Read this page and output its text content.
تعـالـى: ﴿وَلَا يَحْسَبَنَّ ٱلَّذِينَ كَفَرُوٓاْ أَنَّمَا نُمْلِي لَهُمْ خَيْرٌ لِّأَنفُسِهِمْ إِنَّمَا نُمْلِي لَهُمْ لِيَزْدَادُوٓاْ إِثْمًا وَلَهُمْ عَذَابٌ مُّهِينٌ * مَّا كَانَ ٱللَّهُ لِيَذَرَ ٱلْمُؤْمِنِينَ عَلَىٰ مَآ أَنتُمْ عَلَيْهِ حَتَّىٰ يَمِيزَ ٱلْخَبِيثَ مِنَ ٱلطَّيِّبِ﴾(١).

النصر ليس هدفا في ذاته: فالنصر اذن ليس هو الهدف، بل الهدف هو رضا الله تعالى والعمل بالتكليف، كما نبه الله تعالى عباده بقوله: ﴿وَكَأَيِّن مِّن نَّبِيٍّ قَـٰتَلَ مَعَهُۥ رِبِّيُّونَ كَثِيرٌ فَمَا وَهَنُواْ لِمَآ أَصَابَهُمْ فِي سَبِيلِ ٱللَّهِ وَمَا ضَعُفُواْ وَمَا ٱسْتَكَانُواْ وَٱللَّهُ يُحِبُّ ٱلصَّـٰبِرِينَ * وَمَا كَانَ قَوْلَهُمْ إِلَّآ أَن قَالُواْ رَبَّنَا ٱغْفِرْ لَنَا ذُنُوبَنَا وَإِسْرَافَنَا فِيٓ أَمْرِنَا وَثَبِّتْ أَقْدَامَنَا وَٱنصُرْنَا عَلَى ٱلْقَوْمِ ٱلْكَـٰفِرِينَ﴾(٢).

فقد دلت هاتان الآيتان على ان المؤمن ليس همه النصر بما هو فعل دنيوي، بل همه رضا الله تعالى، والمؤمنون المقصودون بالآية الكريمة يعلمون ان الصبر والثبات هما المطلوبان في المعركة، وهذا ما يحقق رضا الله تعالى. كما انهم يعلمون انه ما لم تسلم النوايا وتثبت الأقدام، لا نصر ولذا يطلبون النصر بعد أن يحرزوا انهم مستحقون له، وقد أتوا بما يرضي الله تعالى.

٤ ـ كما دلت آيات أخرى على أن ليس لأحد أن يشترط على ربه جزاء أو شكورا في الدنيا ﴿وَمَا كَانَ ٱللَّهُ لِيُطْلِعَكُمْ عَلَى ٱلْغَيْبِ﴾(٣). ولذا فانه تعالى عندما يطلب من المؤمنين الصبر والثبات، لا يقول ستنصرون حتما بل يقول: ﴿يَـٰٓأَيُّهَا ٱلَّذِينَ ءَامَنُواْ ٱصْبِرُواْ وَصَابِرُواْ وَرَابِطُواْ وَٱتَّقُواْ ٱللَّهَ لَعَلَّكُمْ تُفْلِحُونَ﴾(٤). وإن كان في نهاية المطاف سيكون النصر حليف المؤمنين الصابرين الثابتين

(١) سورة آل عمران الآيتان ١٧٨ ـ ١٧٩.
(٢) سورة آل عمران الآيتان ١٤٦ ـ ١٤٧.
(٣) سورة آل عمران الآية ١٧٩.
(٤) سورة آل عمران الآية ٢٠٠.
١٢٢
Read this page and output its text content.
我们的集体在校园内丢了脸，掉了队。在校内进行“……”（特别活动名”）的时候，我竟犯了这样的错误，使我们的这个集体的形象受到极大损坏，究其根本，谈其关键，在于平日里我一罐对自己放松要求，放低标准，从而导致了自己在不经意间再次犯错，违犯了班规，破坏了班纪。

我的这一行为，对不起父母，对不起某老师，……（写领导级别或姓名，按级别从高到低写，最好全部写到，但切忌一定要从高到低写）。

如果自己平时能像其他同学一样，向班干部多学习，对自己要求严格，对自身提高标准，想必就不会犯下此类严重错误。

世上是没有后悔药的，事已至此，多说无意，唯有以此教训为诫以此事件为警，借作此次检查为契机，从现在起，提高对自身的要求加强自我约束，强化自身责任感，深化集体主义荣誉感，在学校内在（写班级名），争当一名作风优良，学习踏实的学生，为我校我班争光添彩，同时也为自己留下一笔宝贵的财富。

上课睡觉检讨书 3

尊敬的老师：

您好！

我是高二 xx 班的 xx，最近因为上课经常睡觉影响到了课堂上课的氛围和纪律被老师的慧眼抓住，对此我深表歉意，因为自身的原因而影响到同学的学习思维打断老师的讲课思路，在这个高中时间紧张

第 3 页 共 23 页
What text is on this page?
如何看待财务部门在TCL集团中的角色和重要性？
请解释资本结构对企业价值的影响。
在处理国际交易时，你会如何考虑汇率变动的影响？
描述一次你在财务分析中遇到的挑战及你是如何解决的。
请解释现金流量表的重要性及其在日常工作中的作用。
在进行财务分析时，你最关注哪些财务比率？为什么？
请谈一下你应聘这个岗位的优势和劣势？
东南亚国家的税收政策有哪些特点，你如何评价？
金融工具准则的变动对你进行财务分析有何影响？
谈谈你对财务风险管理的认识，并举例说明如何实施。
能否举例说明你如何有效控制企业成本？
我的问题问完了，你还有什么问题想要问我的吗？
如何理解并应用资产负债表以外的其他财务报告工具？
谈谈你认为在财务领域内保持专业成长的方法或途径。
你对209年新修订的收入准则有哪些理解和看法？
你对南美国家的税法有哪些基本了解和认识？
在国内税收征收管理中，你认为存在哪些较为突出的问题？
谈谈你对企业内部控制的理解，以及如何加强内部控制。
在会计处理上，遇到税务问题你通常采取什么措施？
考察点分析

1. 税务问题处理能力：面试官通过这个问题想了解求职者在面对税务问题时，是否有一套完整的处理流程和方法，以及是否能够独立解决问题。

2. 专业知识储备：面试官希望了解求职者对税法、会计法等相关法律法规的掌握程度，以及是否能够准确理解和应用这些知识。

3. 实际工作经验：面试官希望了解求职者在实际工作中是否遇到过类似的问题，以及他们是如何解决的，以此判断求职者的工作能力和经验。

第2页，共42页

◆ ◆ ◆ ◆ ◆ ◆ ◆

— Given instruction —
Begin at the line containing "What text is on this page?" and reproduce each line through the end of the records above.

— Output of the exercise —
What text is on this page?
如何看待财务部门在TCL集团中的角色和重要性？
请解释资本结构对企业价值的影响。
在处理国际交易时，你会如何考虑汇率变动的影响？
描述一次你在财务分析中遇到的挑战及你是如何解决的。
请解释现金流量表的重要性及其在日常工作中的作用。
在进行财务分析时，你最关注哪些财务比率？为什么？
请谈一下你应聘这个岗位的优势和劣势？
东南亚国家的税收政策有哪些特点，你如何评价？
金融工具准则的变动对你进行财务分析有何影响？
谈谈你对财务风险管理的认识，并举例说明如何实施。
能否举例说明你如何有效控制企业成本？
我的问题问完了，你还有什么问题想要问我的吗？
如何理解并应用资产负债表以外的其他财务报告工具？
谈谈你认为在财务领域内保持专业成长的方法或途径。
你对209年新修订的收入准则有哪些理解和看法？
你对南美国家的税法有哪些基本了解和认识？
在国内税收征收管理中，你认为存在哪些较为突出的问题？
谈谈你对企业内部控制的理解，以及如何加强内部控制。
在会计处理上，遇到税务问题你通常采取什么措施？
考察点分析

1. 税务问题处理能力：面试官通过这个问题想了解求职者在面对税务问题时，是否有一套完整的处理流程和方法，以及是否能够独立解决问题。

2. 专业知识储备：面试官希望了解求职者对税法、会计法等相关法律法规的掌握程度，以及是否能够准确理解和应用这些知识。

3. 实际工作经验：面试官希望了解求职者在实际工作中是否遇到过类似的问题，以及他们是如何解决的，以此判断求职者的工作能力和经验。

第2页，共42页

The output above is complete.